Reproduce each record below exactly as written.
■ ■ ■ ■ ■ ■ ■
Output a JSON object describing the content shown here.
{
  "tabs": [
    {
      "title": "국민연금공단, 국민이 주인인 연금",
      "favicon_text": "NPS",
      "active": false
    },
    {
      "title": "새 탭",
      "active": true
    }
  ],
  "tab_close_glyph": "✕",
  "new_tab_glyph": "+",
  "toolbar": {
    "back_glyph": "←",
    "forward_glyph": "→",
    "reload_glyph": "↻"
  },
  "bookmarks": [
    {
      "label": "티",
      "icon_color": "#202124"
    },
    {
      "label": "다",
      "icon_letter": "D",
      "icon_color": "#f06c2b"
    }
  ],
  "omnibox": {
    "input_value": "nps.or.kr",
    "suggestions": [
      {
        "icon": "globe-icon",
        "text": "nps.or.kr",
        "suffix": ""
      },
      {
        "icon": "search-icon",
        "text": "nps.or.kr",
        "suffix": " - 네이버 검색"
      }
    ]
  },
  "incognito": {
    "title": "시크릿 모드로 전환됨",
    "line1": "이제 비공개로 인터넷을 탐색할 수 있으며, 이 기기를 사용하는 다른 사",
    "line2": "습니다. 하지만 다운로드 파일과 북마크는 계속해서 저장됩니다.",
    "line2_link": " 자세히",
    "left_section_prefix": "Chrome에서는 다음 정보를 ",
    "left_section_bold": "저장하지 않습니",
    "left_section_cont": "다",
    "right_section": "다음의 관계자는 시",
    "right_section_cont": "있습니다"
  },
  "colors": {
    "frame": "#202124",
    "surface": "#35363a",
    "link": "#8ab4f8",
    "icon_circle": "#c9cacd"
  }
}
■ ■ ■ ■ ■ ■ ■
* **Response to the exercise**:
Output a JSON object describing the content shown here.
{
  "tabs": [
    {
      "title": "국민연금공단, 국민이 주인인 연금",
      "favicon_text": "NPS",
      "active": false
    },
    {
      "title": "새 탭",
      "active": true
    }
  ],
  "tab_close_glyph": "✕",
  "new_tab_glyph": "+",
  "toolbar": {
    "back_glyph": "←",
    "forward_glyph": "→",
    "reload_glyph": "↻"
  },
  "bookmarks": [
    {
      "label": "티",
      "icon_color": "#202124"
    },
    {
      "label": "다",
      "icon_letter": "D",
      "icon_color": "#f06c2b"
    }
  ],
  "omnibox": {
    "input_value": "nps.or.kr",
    "suggestions": [
      {
        "icon": "globe-icon",
        "text": "nps.or.kr",
        "suffix": ""
      },
      {
        "icon": "search-icon",
        "text": "nps.or.kr",
        "suffix": " - 네이버 검색"
      }
    ]
  },
  "incognito": {
    "title": "시크릿 모드로 전환됨",
    "line1": "이제 비공개로 인터넷을 탐색할 수 있으며, 이 기기를 사용하는 다른 사",
    "line2": "습니다. 하지만 다운로드 파일과 북마크는 계속해서 저장됩니다.",
    "line2_link": " 자세히",
    "left_section_prefix": "Chrome에서는 다음 정보를 ",
    "left_section_bold": "저장하지 않습니",
    "left_section_cont": "다",
    "right_section": "다음의 관계자는 시",
    "right_section_cont": "있습니다"
  },
  "colors": {
    "frame": "#202124",
    "surface": "#35363a",
    "link": "#8ab4f8",
    "icon_circle": "#c9cacd"
  }
}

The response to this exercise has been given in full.